=== Given task ===
Gather all lines in the data that hold the string "нашій".

=== Stored records ===
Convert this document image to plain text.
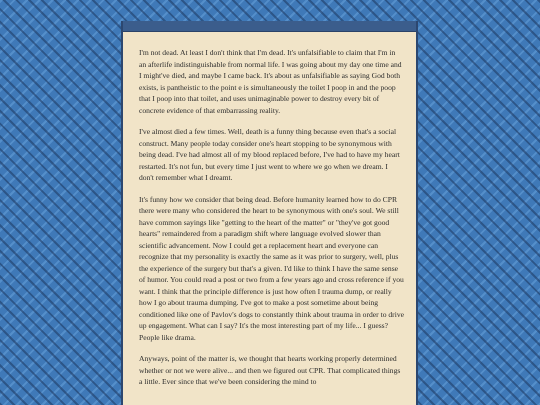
I'm not dead. At least I don't think that I'm dead. It's unfalsifiable to claim that I'm in an afterlife indistinguishable from normal life. I was going about my day one time and I might've died, and maybe I came back. It's about as unfalsifiable as saying God both exists, is pantheistic to the point e is simultaneously the toilet I poop in and the poop that I poop into that toilet, and uses unimaginable power to destroy every bit of concrete evidence of that embarrassing reality.

I've almost died a few times. Well, death is a funny thing because even that's a social construct. Many people today consider one's heart stopping to be synonymous with being dead. I've had almost all of my blood replaced before, I've had to have my heart restarted. It's not fun, but every time I just went to where we go when we dream. I don't remember what I dreamt.

It's funny how we consider that being dead. Before humanity learned how to do CPR there were many who considered the heart to be synonymous with one's soul. We still have common sayings like "getting to the heart of the matter" or "they've got good hearts" remaindered from a paradigm shift where language evolved slower than scientific advancement. Now I could get a replacement heart and everyone can recognize that my personality is exactly the same as it was prior to surgery, well, plus the experience of the surgery but that's a given. I'd like to think I have the same sense of humor. You could read a post or two from a few years ago and cross reference if you want. I think that the principle difference is just how often I trauma dump, or really how I go about trauma dumping. I've got to make a post sometime about being conditioned like one of Pavlov's dogs to constantly think about trauma in order to drive up engagement. What can I say? It's the most interesting part of my life... I guess? People like drama.

Anyways, point of the matter is, we thought that hearts working properly determined whether or not we were alive... and then we figured out CPR. That complicated things a little. Ever since that we've been considering the mind to
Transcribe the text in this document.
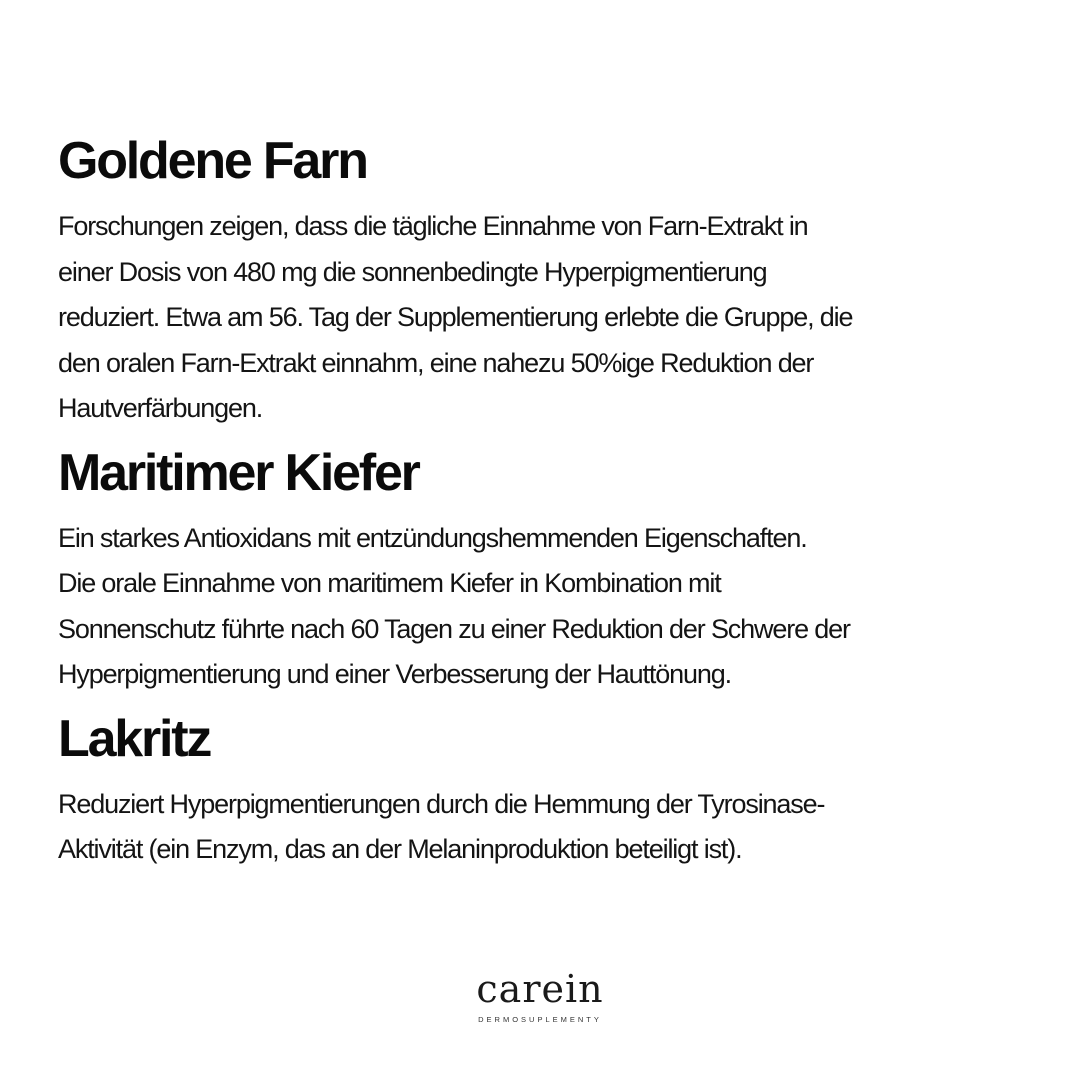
Goldene Farn

Forschungen zeigen, dass die tägliche Einnahme von Farn-Extrakt in
einer Dosis von 480 mg die sonnenbedingte Hyperpigmentierung
reduziert. Etwa am 56. Tag der Supplementierung erlebte die Gruppe, die
den oralen Farn-Extrakt einnahm, eine nahezu 50%ige Reduktion der
Hautverfärbungen.

Maritimer Kiefer

Ein starkes Antioxidans mit entzündungshemmenden Eigenschaften.
Die orale Einnahme von maritimem Kiefer in Kombination mit
Sonnenschutz führte nach 60 Tagen zu einer Reduktion der Schwere der
Hyperpigmentierung und einer Verbesserung der Hauttönung.

Lakritz

Reduziert Hyperpigmentierungen durch die Hemmung der Tyrosinase-
Aktivität (ein Enzym, das an der Melaninproduktion beteiligt ist).

carein
DERMOSUPLEMENTY
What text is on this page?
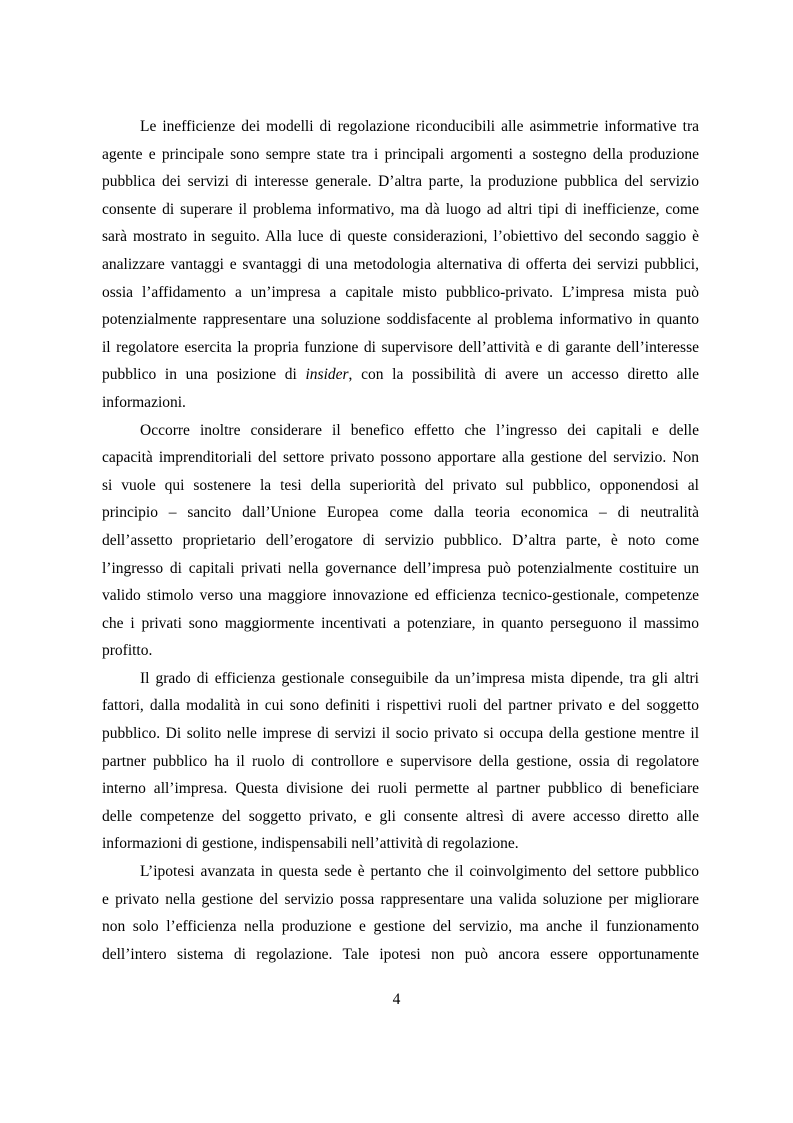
Le inefficienze dei modelli di regolazione riconducibili alle asimmetrie informative tra
agente e principale sono sempre state tra i principali argomenti a sostegno della produzione
pubblica dei servizi di interesse generale. D’altra parte, la produzione pubblica del servizio
consente di superare il problema informativo, ma dà luogo ad altri tipi di inefficienze, come
sarà mostrato in seguito. Alla luce di queste considerazioni, l’obiettivo del secondo saggio è
analizzare vantaggi e svantaggi di una metodologia alternativa di offerta dei servizi pubblici,
ossia l’affidamento a un’impresa a capitale misto pubblico-privato. L’impresa mista può
potenzialmente rappresentare una soluzione soddisfacente al problema informativo in quanto
il regolatore esercita la propria funzione di supervisore dell’attività e di garante dell’interesse
pubblico in una posizione di insider, con la possibilità di avere un accesso diretto alle
informazioni.
Occorre inoltre considerare il benefico effetto che l’ingresso dei capitali e delle
capacità imprenditoriali del settore privato possono apportare alla gestione del servizio. Non
si vuole qui sostenere la tesi della superiorità del privato sul pubblico, opponendosi al
principio – sancito dall’Unione Europea come dalla teoria economica – di neutralità
dell’assetto proprietario dell’erogatore di servizio pubblico. D’altra parte, è noto come
l’ingresso di capitali privati nella governance dell’impresa può potenzialmente costituire un
valido stimolo verso una maggiore innovazione ed efficienza tecnico-gestionale, competenze
che i privati sono maggiormente incentivati a potenziare, in quanto perseguono il massimo
profitto.
Il grado di efficienza gestionale conseguibile da un’impresa mista dipende, tra gli altri
fattori, dalla modalità in cui sono definiti i rispettivi ruoli del partner privato e del soggetto
pubblico. Di solito nelle imprese di servizi il socio privato si occupa della gestione mentre il
partner pubblico ha il ruolo di controllore e supervisore della gestione, ossia di regolatore
interno all’impresa. Questa divisione dei ruoli permette al partner pubblico di beneficiare
delle competenze del soggetto privato, e gli consente altresì di avere accesso diretto alle
informazioni di gestione, indispensabili nell’attività di regolazione.
L’ipotesi avanzata in questa sede è pertanto che il coinvolgimento del settore pubblico
e privato nella gestione del servizio possa rappresentare una valida soluzione per migliorare
non solo l’efficienza nella produzione e gestione del servizio, ma anche il funzionamento
dell’intero sistema di regolazione. Tale ipotesi non può ancora essere opportunamente
4
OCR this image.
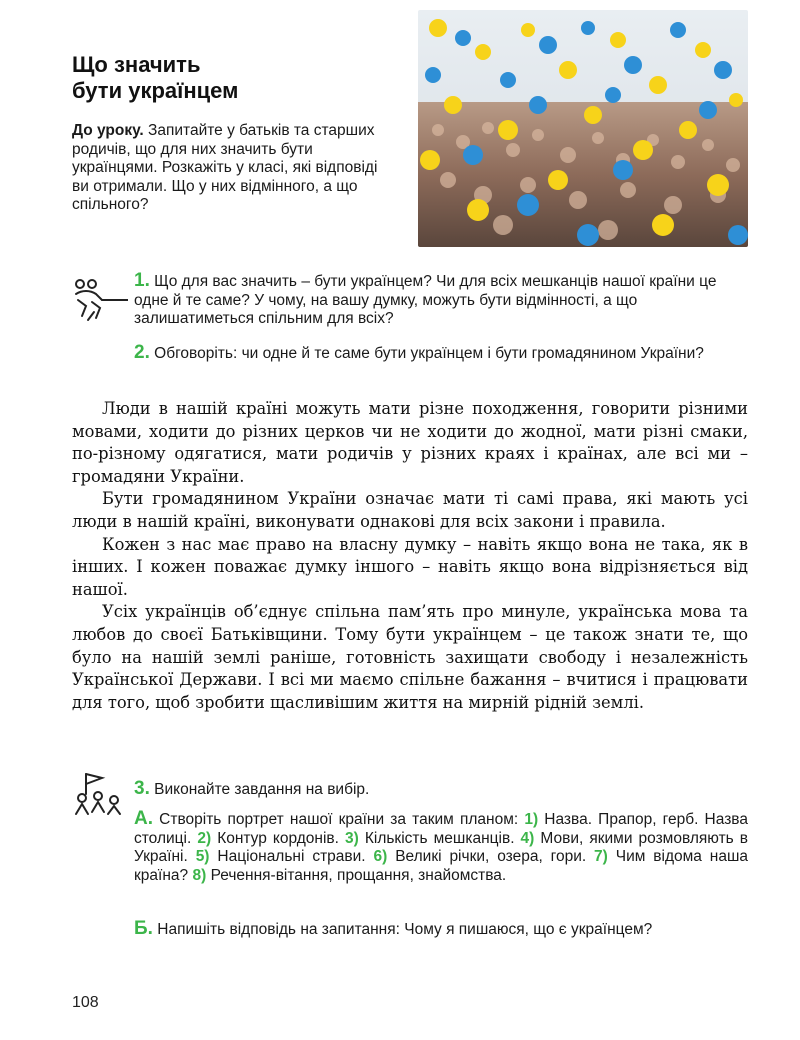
Що значить
бути українцем

До уроку. Запитайте у батьків та старших родичів, що для них значить бути українцями. Розкажіть у класі, які відповіді ви отримали. Що у них відмінного, а що спільного?

1. Що для вас значить – бути українцем? Чи для всіх мешканців нашої країни це одне й те саме? У чому, на вашу думку, можуть бути відмінності, а що залишатиметься спільним для всіх?

2. Обговоріть: чи одне й те саме бути українцем і бути громадянином України?

Люди в нашій країні можуть мати різне походження, говорити різними мовами, ходити до різних церков чи не ходити до жодної, мати різні смаки, по-різному одягатися, мати родичів у різних краях і країнах, але всі ми – громадяни України.

Бути громадянином України означає мати ті самі права, які мають усі люди в нашій країні, виконувати однакові для всіх закони і правила.

Кожен з нас має право на власну думку – навіть якщо вона не така, як в інших. І кожен поважає думку іншого – навіть якщо вона відрізняється від нашої.

Усіх українців об’єднує спільна пам’ять про минуле, українська мова та любов до своєї Батьківщини. Тому бути українцем – це також знати те, що було на нашій землі раніше, готовність захищати свободу і незалежність Української Держави. І всі ми маємо спільне бажання – вчитися і працювати для того, щоб зробити щасливішим життя на мирній рідній землі.

3. Виконайте завдання на вибір.

А. Створіть портрет нашої країни за таким планом: 1) Назва. Прапор, герб. Назва столиці. 2) Контур кордонів. 3) Кількість мешканців. 4) Мови, якими розмовляють в Україні. 5) Національні страви. 6) Великі річки, озера, гори. 7) Чим відома наша країна? 8) Речення-вітання, прощання, знайомства.

Б. Напишіть відповідь на запитання: Чому я пишаюся, що є українцем?

108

=== Task solution ===
Люди в нашій країні можуть мати різне походження, говорити різними мовами, ходити до різних церков чи не ходити до жодної, мати різні смаки, по-різному одягатися, мати родичів у різних краях і країнах, але всі ми – громадяни України.
Бути громадянином України означає мати ті самі права, які мають усі люди в нашій країні, виконувати однакові для всіх закони і правила.
Усіх українців об’єднує спільна пам’ять про минуле, українська мова та любов до своєї Батьківщини. Тому бути українцем – це також знати те, що було на нашій землі раніше, готовність захищати свободу і незалежність Української Держави. І всі ми маємо спільне бажання – вчитися і працювати для того, щоб зробити щасливішим життя на мирній рідній землі.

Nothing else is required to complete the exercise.